YOUR OBJECTIVE: All entries must be repeated exactly; do not include the pictures.

RECORDS PROVIDED:
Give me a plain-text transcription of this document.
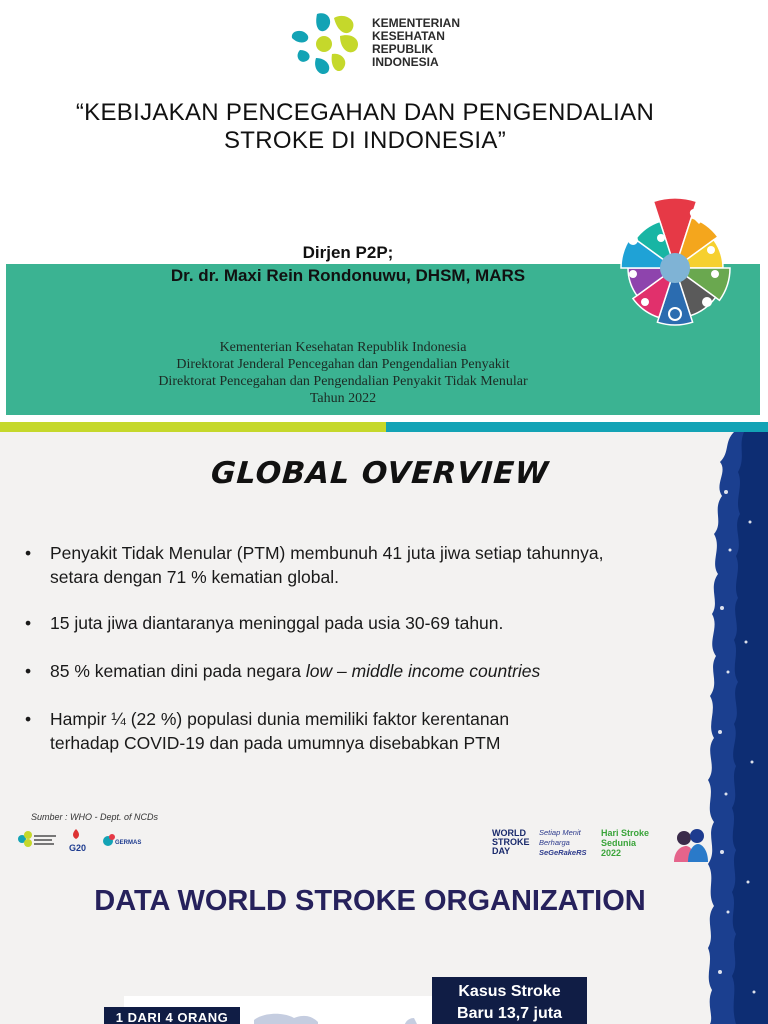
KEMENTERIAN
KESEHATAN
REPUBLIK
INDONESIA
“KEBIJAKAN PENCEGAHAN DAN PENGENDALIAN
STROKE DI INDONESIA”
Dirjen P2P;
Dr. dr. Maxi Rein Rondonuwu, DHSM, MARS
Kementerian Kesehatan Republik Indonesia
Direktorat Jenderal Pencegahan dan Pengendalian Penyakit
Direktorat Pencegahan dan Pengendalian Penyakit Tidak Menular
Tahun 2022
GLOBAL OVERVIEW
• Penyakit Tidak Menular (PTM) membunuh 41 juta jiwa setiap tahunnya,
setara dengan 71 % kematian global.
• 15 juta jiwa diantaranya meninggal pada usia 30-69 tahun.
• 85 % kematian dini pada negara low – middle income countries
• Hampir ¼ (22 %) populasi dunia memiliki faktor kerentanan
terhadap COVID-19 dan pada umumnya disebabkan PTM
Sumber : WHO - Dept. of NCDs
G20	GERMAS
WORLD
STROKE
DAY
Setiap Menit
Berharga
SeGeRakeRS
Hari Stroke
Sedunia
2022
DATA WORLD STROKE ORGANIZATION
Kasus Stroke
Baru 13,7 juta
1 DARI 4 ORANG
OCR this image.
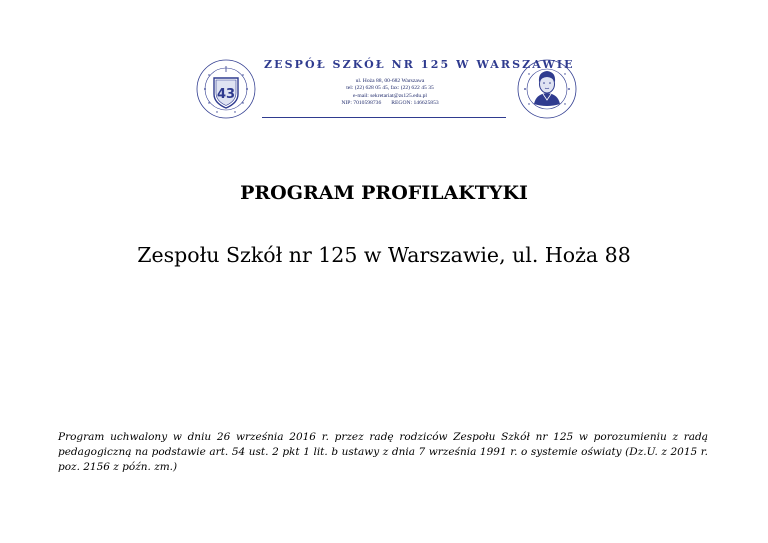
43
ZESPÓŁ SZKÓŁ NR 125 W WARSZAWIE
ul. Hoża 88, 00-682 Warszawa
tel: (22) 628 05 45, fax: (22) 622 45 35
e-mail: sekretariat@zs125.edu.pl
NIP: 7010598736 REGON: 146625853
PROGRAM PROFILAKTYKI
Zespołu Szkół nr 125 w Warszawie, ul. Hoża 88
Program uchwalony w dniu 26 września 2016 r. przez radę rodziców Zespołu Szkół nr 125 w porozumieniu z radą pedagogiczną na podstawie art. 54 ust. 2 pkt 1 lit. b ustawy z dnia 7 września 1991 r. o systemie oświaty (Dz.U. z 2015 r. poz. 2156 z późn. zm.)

TASK OUTPUT:
Give me a plain-text transcription of this document.
KEMENTERIAN
KESEHATAN
REPUBLIK
INDONESIA
“KEBIJAKAN PENCEGAHAN DAN PENGENDALIAN
STROKE DI INDONESIA”
Dirjen P2P;
Dr. dr. Maxi Rein Rondonuwu, DHSM, MARS
Kementerian Kesehatan Republik Indonesia
Direktorat Jenderal Pencegahan dan Pengendalian Penyakit
Direktorat Pencegahan dan Pengendalian Penyakit Tidak Menular
Tahun 2022
GLOBAL OVERVIEW
• Penyakit Tidak Menular (PTM) membunuh 41 juta jiwa setiap tahunnya,
setara dengan 71 % kematian global.
• 15 juta jiwa diantaranya meninggal pada usia 30-69 tahun.
• 85 % kematian dini pada negara low – middle income countries
• Hampir ¼ (22 %) populasi dunia memiliki faktor kerentanan
terhadap COVID-19 dan pada umumnya disebabkan PTM
Sumber : WHO - Dept. of NCDs
G20	GERMAS
WORLD
STROKE
DAY
Setiap Menit
Berharga
SeGeRakeRS
Hari Stroke
Sedunia
2022
DATA WORLD STROKE ORGANIZATION
Kasus Stroke
Baru 13,7 juta
1 DARI 4 ORANG
OCR this image.
43
ZESPÓŁ SZKÓŁ NR 125 W WARSZAWIE
ul. Hoża 88, 00-682 Warszawa
tel: (22) 628 05 45, fax: (22) 622 45 35
e-mail: sekretariat@zs125.edu.pl
NIP: 7010598736 REGON: 146625853
PROGRAM PROFILAKTYKI
Zespołu Szkół nr 125 w Warszawie, ul. Hoża 88
Program uchwalony w dniu 26 września 2016 r. przez radę rodziców Zespołu Szkół nr 125 w porozumieniu z radą pedagogiczną na podstawie art. 54 ust. 2 pkt 1 lit. b ustawy z dnia 7 września 1991 r. o systemie oświaty (Dz.U. z 2015 r. poz. 2156 z późn. zm.)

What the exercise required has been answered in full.